REQUIRED TASK A:
In the building energy spatial code, which function sets the centers for mapping graduated symbols?
REQUIRED TASK B:
Reproduce part of the building energy spatial code. Begin at the words "The first warning" and stop after "3 remaining warnings.".

EXTRACT TO READ:
** BEGIN **

Building Energy Spatial Viz

library(tidyverse)
library(sf) 
library(ggpubr)
recs <- readRDS("../data/recs_2015_cleaned.RDS")
acs <- readRDS("../data/acs_2015_cleaned.RDS")
# set centers for mapping graduated symbols
centers <- st_centroid(acs, of_largest_polygon = TRUE)
Warning: st_centroid assumes attributes are constant over geometries
# Count housing type by geographic region
recs_housing_type <- recs %>%
  count(region_name, housing_type)

# Get the geometry from ACS data to join to RECS
region_geometry <- acs %>%
  group_by(region) %>%
  select(-GEOID,-NAME) %>%
  summarise_all(mean) %>%
  select(region, geometry)
Warning: There were 4 warnings in `summarise()`.
The first warning was:
ℹ In argument: `geometry = (function (x, ...) ...`.
ℹ In group 1: `region = "Midwest"`.
Caused by warning in `mean.default()`:
! argument is not numeric or logical: returning NA
ℹ Run `dplyr::last_dplyr_warnings()` to see the 3 remaining warnings.
# Join ACS geometry to RECS counts by region
recs_housing_spatial <- region_geometry %>%
  left_join(recs_housing_type, join_by(region == region_name)) %>%
  group_by(region) %>%
  mutate(totalHousing = sum(n),
         typeProportion = n / totalHousing)

** END **

DATA SHOWN:
** BEGIN **

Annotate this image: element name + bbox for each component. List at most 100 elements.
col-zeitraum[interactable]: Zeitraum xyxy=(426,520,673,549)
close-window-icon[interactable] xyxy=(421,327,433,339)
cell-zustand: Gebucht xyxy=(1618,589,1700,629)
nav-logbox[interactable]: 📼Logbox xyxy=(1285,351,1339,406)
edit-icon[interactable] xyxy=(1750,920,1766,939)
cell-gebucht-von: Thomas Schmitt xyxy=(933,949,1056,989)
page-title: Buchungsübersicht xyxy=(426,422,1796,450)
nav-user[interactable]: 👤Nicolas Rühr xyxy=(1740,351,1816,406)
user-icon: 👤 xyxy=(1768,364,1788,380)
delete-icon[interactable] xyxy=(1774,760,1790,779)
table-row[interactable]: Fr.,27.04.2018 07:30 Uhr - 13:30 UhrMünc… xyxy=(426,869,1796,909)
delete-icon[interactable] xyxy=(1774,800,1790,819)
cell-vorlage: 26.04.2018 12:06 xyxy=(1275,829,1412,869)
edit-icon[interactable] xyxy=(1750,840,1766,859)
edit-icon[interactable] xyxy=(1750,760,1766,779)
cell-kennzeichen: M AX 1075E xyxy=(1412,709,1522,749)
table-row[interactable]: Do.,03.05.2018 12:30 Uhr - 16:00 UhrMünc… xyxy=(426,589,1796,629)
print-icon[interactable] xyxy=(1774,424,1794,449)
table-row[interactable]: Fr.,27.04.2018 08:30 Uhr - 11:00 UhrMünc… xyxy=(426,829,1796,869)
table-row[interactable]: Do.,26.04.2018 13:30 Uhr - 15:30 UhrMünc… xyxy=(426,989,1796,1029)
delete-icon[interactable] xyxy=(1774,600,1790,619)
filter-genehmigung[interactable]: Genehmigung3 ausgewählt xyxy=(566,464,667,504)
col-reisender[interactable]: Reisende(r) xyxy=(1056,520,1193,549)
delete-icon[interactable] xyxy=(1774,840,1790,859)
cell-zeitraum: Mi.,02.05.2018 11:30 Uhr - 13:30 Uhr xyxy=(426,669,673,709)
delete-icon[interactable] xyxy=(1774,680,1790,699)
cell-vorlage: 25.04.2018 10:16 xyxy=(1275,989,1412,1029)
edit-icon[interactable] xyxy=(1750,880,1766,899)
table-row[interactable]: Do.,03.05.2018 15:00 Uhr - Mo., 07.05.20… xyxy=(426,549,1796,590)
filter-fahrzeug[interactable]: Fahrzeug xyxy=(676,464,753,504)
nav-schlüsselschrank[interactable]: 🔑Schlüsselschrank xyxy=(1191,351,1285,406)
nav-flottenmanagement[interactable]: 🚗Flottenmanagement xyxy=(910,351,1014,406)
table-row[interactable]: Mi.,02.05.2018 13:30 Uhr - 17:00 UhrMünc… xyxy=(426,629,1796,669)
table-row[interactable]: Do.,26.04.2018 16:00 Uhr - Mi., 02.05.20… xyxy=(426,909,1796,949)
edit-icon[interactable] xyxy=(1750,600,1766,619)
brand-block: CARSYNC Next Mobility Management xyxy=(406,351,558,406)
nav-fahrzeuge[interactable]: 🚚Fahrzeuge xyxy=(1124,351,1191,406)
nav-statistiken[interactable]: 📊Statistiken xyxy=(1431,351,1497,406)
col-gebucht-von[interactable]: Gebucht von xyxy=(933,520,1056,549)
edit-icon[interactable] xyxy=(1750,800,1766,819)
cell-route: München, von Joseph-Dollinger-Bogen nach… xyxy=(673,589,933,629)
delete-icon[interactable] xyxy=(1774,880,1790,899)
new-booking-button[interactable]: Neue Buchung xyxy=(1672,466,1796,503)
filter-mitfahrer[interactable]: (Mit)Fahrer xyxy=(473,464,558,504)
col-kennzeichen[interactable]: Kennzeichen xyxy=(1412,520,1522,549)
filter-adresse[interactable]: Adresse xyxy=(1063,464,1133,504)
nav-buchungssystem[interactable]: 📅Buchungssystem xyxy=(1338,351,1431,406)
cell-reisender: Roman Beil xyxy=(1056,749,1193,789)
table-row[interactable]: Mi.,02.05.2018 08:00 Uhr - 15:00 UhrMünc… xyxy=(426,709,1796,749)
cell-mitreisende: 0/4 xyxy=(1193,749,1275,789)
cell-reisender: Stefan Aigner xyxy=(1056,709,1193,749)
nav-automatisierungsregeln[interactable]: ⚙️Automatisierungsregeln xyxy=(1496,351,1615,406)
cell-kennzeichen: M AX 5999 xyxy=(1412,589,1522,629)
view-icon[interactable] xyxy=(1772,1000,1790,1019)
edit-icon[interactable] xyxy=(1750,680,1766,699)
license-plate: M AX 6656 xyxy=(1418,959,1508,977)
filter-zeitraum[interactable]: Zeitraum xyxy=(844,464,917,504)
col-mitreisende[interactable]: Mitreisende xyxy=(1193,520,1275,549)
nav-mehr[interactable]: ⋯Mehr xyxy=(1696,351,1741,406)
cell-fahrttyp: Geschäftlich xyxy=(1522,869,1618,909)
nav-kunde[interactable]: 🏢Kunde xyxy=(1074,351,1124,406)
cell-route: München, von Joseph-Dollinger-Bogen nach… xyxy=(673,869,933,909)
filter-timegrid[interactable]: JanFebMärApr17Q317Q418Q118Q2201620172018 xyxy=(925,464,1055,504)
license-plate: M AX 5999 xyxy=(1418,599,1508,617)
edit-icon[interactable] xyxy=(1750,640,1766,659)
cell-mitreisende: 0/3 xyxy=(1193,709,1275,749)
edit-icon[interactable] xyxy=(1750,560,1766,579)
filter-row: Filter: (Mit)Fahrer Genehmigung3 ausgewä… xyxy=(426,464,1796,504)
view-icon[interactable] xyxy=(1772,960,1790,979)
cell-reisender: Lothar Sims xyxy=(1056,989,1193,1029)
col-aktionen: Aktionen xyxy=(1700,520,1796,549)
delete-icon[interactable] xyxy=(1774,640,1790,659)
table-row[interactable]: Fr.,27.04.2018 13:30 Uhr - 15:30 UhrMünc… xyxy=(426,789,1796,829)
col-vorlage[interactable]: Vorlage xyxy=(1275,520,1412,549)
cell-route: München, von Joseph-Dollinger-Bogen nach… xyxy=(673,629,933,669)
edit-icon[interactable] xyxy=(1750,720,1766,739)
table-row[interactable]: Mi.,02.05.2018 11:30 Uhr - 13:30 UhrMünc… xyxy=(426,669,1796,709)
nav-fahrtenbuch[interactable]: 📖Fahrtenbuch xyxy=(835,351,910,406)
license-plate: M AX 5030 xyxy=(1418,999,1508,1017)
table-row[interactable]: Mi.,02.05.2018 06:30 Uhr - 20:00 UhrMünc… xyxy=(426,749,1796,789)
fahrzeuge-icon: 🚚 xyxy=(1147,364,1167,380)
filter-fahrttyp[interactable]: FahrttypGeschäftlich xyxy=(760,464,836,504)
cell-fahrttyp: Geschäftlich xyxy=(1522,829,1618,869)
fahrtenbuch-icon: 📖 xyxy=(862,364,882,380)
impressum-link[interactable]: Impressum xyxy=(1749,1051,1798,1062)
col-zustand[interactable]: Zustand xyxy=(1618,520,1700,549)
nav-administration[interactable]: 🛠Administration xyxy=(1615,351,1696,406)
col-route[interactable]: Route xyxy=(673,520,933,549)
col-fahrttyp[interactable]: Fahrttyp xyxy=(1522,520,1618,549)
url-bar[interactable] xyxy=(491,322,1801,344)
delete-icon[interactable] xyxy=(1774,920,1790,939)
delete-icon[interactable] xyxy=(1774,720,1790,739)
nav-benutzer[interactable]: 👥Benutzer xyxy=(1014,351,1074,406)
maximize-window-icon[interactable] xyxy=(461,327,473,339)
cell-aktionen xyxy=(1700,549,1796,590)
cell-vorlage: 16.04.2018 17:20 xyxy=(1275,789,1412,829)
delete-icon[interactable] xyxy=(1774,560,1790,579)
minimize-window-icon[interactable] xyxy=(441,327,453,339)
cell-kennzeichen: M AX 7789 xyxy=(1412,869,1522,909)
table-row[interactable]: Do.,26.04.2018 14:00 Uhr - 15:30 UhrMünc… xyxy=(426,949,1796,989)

** END **

TASK RESPONSE A:
st_centroid

TASK RESPONSE B:
The first warning was:
ℹ In argument: `geometry = (function (x, ...) ...`.
ℹ In group 1: `region = "Midwest"`.
Caused by warning in `mean.default()`:
! argument is not numeric or logical: returning NA
ℹ Run `dplyr::last_dplyr_warnings()` to see the 3 remaining warnings.